**** Data for the task

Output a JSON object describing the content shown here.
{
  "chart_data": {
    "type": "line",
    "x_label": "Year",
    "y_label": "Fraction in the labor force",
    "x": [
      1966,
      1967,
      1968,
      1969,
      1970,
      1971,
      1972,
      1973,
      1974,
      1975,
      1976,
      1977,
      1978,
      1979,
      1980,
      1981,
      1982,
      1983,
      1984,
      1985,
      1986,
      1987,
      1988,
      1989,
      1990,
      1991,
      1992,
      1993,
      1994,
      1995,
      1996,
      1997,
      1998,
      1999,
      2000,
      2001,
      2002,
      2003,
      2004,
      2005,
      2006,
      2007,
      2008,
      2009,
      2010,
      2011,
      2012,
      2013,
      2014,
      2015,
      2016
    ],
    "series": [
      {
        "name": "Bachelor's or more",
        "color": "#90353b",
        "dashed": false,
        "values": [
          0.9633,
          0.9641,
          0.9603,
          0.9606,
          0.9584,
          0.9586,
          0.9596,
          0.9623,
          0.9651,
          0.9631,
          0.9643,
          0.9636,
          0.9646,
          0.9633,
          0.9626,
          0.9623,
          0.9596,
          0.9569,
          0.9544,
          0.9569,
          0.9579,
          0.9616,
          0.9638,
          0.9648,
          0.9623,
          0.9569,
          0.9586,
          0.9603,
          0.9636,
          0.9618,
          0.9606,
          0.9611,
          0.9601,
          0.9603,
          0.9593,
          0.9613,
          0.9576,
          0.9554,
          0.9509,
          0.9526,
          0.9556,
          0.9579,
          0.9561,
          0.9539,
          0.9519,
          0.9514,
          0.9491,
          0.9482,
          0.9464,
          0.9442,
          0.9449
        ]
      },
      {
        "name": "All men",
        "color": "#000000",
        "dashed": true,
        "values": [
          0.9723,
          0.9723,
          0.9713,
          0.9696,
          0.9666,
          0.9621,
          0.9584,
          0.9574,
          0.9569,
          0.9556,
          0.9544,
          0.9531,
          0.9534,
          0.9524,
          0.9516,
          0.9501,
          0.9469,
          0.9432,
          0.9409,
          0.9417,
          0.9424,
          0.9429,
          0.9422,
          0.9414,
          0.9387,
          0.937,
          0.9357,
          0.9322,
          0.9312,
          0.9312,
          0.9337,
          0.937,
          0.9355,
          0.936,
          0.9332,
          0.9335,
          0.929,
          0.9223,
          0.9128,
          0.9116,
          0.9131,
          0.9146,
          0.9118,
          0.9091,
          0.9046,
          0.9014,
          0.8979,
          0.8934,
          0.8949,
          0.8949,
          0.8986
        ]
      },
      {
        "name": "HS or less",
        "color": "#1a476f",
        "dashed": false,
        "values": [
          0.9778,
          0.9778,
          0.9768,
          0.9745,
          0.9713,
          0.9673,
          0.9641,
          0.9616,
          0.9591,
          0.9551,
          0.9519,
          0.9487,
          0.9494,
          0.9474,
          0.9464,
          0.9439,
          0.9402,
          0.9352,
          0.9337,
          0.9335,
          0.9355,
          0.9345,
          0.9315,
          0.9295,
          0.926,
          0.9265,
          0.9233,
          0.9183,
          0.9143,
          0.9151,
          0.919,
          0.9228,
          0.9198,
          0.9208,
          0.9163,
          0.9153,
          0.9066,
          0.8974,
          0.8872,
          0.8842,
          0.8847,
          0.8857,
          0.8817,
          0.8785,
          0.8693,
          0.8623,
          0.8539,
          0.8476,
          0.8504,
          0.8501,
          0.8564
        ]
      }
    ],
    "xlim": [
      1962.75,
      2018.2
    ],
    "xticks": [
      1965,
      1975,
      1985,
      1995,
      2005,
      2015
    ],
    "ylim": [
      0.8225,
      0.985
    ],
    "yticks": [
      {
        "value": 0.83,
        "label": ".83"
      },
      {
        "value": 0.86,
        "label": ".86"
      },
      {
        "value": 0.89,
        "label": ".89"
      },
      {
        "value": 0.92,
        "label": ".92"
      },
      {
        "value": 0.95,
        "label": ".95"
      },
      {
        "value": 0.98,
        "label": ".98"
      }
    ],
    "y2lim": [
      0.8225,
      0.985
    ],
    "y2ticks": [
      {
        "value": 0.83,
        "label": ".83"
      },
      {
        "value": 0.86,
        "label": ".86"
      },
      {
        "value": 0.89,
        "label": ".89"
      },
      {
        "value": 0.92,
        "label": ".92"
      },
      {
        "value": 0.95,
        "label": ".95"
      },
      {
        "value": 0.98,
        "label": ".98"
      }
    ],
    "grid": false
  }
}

********

Exercise brief.
Set every line of the listing down word for word.

Result below.
Output a JSON object describing the content shown here.
{
  "chart_data": {
    "type": "line",
    "x_label": "Year",
    "y_label": "Fraction in the labor force",
    "x": [
      1966,
      1967,
      1968,
      1969,
      1970,
      1971,
      1972,
      1973,
      1974,
      1975,
      1976,
      1977,
      1978,
      1979,
      1980,
      1981,
      1982,
      1983,
      1984,
      1985,
      1986,
      1987,
      1988,
      1989,
      1990,
      1991,
      1992,
      1993,
      1994,
      1995,
      1996,
      1997,
      1998,
      1999,
      2000,
      2001,
      2002,
      2003,
      2004,
      2005,
      2006,
      2007,
      2008,
      2009,
      2010,
      2011,
      2012,
      2013,
      2014,
      2015,
      2016
    ],
    "series": [
      {
        "name": "Bachelor's or more",
        "color": "#90353b",
        "dashed": false,
        "values": [
          0.9633,
          0.9641,
          0.9603,
          0.9606,
          0.9584,
          0.9586,
          0.9596,
          0.9623,
          0.9651,
          0.9631,
          0.9643,
          0.9636,
          0.9646,
          0.9633,
          0.9626,
          0.9623,
          0.9596,
          0.9569,
          0.9544,
          0.9569,
          0.9579,
          0.9616,
          0.9638,
          0.9648,
          0.9623,
          0.9569,
          0.9586,
          0.9603,
          0.9636,
          0.9618,
          0.9606,
          0.9611,
          0.9601,
          0.9603,
          0.9593,
          0.9613,
          0.9576,
          0.9554,
          0.9509,
          0.9526,
          0.9556,
          0.9579,
          0.9561,
          0.9539,
          0.9519,
          0.9514,
          0.9491,
          0.9482,
          0.9464,
          0.9442,
          0.9449
        ]
      },
      {
        "name": "All men",
        "color": "#000000",
        "dashed": true,
        "values": [
          0.9723,
          0.9723,
          0.9713,
          0.9696,
          0.9666,
          0.9621,
          0.9584,
          0.9574,
          0.9569,
          0.9556,
          0.9544,
          0.9531,
          0.9534,
          0.9524,
          0.9516,
          0.9501,
          0.9469,
          0.9432,
          0.9409,
          0.9417,
          0.9424,
          0.9429,
          0.9422,
          0.9414,
          0.9387,
          0.937,
          0.9357,
          0.9322,
          0.9312,
          0.9312,
          0.9337,
          0.937,
          0.9355,
          0.936,
          0.9332,
          0.9335,
          0.929,
          0.9223,
          0.9128,
          0.9116,
          0.9131,
          0.9146,
          0.9118,
          0.9091,
          0.9046,
          0.9014,
          0.8979,
          0.8934,
          0.8949,
          0.8949,
          0.8986
        ]
      },
      {
        "name": "HS or less",
        "color": "#1a476f",
        "dashed": false,
        "values": [
          0.9778,
          0.9778,
          0.9768,
          0.9745,
          0.9713,
          0.9673,
          0.9641,
          0.9616,
          0.9591,
          0.9551,
          0.9519,
          0.9487,
          0.9494,
          0.9474,
          0.9464,
          0.9439,
          0.9402,
          0.9352,
          0.9337,
          0.9335,
          0.9355,
          0.9345,
          0.9315,
          0.9295,
          0.926,
          0.9265,
          0.9233,
          0.9183,
          0.9143,
          0.9151,
          0.919,
          0.9228,
          0.9198,
          0.9208,
          0.9163,
          0.9153,
          0.9066,
          0.8974,
          0.8872,
          0.8842,
          0.8847,
          0.8857,
          0.8817,
          0.8785,
          0.8693,
          0.8623,
          0.8539,
          0.8476,
          0.8504,
          0.8501,
          0.8564
        ]
      }
    ],
    "xlim": [
      1962.75,
      2018.2
    ],
    "xticks": [
      1965,
      1975,
      1985,
      1995,
      2005,
      2015
    ],
    "ylim": [
      0.8225,
      0.985
    ],
    "yticks": [
      {
        "value": 0.83,
        "label": ".83"
      },
      {
        "value": 0.86,
        "label": ".86"
      },
      {
        "value": 0.89,
        "label": ".89"
      },
      {
        "value": 0.92,
        "label": ".92"
      },
      {
        "value": 0.95,
        "label": ".95"
      },
      {
        "value": 0.98,
        "label": ".98"
      }
    ],
    "y2lim": [
      0.8225,
      0.985
    ],
    "y2ticks": [
      {
        "value": 0.83,
        "label": ".83"
      },
      {
        "value": 0.86,
        "label": ".86"
      },
      {
        "value": 0.89,
        "label": ".89"
      },
      {
        "value": 0.92,
        "label": ".92"
      },
      {
        "value": 0.95,
        "label": ".95"
      },
      {
        "value": 0.98,
        "label": ".98"
      }
    ],
    "grid": false
  }
}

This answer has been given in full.